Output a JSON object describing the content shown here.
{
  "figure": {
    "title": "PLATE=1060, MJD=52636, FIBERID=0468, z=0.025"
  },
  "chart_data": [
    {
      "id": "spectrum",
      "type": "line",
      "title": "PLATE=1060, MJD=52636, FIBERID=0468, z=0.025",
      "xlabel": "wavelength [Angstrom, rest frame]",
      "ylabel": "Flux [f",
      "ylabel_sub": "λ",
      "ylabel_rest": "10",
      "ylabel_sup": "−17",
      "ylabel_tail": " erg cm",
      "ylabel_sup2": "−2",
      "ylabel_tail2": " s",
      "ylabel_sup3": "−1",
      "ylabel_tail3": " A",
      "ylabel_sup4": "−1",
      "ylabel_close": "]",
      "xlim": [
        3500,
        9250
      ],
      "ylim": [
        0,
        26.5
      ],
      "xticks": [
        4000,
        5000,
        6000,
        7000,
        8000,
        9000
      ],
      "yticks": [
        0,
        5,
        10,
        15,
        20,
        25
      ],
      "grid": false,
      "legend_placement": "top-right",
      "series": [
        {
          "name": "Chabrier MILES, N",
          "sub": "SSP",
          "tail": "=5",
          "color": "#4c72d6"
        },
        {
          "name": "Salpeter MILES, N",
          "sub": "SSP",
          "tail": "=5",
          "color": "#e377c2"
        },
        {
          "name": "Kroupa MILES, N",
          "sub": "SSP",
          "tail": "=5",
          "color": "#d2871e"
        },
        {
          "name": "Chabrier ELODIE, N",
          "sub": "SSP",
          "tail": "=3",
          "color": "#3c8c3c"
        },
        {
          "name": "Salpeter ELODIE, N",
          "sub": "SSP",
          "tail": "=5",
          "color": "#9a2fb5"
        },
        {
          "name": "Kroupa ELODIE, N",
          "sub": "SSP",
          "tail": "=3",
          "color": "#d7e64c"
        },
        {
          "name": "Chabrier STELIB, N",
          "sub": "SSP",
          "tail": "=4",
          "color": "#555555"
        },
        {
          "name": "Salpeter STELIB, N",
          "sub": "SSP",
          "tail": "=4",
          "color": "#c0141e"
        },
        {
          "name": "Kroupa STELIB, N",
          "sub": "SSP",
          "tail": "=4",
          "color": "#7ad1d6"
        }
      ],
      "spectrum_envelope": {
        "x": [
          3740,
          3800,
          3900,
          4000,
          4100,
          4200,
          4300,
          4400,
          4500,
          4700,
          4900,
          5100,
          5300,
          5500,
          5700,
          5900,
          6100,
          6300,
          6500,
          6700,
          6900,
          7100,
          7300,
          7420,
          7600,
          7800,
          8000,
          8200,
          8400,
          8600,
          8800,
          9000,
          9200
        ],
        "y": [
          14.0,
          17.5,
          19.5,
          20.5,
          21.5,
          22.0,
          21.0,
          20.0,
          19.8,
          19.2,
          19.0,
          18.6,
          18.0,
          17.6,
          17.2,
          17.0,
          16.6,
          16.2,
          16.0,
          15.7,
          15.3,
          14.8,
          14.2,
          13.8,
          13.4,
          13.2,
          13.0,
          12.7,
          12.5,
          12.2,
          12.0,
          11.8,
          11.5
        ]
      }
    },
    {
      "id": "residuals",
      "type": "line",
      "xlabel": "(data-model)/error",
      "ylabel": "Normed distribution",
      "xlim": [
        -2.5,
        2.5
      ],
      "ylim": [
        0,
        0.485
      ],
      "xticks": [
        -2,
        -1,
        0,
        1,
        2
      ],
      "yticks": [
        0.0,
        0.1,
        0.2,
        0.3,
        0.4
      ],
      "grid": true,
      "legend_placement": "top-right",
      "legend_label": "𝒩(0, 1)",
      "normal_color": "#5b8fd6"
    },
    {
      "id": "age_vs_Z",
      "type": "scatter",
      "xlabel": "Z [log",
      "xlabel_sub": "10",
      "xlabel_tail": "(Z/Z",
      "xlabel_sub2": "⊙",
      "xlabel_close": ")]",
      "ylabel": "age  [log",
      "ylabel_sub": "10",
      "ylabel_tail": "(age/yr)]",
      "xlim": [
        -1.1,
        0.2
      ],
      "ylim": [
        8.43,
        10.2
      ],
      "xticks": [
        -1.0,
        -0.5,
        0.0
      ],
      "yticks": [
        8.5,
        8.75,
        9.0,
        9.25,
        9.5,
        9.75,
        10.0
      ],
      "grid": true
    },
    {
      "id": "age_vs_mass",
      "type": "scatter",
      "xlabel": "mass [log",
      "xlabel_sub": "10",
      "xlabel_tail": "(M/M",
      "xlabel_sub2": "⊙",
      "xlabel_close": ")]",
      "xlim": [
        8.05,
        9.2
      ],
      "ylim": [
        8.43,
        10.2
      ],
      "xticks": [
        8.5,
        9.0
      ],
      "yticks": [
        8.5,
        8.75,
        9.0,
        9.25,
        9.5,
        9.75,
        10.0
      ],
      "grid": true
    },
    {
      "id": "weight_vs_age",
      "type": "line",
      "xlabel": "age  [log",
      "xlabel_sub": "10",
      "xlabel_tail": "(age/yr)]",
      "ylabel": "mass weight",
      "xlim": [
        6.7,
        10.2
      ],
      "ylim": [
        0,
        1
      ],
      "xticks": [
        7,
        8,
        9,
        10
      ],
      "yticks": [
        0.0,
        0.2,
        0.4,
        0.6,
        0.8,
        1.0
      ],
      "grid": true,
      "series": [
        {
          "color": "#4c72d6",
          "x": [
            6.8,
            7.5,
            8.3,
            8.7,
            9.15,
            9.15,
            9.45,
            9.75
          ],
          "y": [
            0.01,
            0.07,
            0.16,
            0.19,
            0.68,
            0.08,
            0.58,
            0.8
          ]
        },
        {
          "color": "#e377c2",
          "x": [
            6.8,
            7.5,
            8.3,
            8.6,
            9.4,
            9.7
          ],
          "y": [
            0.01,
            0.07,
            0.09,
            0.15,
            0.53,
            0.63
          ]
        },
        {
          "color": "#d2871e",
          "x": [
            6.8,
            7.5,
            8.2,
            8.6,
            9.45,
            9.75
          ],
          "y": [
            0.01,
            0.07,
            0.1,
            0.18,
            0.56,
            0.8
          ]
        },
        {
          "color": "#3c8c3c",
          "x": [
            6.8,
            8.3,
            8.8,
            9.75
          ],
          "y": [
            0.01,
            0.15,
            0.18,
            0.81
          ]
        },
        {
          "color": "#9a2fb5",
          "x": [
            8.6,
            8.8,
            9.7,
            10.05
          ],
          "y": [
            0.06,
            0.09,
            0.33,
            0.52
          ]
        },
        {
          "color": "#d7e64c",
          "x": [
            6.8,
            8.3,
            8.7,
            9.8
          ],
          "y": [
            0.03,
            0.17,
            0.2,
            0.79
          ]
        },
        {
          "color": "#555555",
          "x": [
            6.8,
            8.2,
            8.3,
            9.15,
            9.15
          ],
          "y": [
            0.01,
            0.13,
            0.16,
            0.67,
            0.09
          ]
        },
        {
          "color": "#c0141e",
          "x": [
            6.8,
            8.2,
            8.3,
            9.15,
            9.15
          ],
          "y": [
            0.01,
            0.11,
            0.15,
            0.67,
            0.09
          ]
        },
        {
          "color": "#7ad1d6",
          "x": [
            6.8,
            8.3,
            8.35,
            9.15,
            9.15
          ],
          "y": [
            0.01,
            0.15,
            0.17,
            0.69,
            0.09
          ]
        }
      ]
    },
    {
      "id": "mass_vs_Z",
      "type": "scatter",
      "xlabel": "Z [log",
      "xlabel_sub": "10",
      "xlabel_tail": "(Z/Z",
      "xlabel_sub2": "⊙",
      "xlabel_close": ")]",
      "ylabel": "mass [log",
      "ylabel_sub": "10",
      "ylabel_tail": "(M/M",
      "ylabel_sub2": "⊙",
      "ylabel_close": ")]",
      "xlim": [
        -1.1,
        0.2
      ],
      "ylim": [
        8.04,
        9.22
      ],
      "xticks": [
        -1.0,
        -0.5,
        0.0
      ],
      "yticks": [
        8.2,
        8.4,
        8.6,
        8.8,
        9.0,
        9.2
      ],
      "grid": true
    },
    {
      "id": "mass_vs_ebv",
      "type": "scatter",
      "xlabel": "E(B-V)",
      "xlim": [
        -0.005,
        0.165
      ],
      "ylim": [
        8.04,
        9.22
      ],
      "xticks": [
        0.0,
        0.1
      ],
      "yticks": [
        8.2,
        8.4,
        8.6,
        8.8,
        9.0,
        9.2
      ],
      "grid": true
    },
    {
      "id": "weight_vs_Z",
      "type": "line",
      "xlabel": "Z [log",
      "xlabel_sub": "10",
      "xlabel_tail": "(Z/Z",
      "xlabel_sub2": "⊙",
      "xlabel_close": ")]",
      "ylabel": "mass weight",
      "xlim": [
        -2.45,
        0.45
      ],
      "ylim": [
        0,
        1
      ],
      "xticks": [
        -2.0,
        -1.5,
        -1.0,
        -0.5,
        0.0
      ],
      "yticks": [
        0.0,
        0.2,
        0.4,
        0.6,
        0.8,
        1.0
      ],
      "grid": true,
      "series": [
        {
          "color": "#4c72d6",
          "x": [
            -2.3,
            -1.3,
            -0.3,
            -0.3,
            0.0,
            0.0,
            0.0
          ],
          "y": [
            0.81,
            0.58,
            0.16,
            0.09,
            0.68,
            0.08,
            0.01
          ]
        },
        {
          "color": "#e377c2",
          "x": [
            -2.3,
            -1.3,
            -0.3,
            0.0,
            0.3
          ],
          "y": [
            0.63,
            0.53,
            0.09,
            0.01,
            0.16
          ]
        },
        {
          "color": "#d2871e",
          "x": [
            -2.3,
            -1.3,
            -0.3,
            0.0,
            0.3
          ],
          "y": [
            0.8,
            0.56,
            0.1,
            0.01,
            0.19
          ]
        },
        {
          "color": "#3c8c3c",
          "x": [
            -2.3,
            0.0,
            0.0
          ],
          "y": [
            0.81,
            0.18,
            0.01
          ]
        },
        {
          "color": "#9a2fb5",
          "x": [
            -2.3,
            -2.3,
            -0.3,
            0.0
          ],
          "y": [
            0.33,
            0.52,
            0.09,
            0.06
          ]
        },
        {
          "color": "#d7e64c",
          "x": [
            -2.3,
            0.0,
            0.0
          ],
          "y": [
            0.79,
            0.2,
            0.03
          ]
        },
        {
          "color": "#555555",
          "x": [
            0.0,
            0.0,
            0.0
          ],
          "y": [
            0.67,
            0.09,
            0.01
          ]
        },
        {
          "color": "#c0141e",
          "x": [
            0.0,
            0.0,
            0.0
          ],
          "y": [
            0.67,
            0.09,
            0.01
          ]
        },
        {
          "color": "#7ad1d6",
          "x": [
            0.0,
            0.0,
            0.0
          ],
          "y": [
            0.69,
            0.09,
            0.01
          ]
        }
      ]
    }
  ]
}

__INSTRUCTIONS TO FOLLOW__. Among the lines of the material, find those that hold the word "Salpeter" and copy them.

__ANSWER__.
          "name": "Salpeter MILES, N",
          "name": "Salpeter ELODIE, N",
          "name": "Salpeter STELIB, N",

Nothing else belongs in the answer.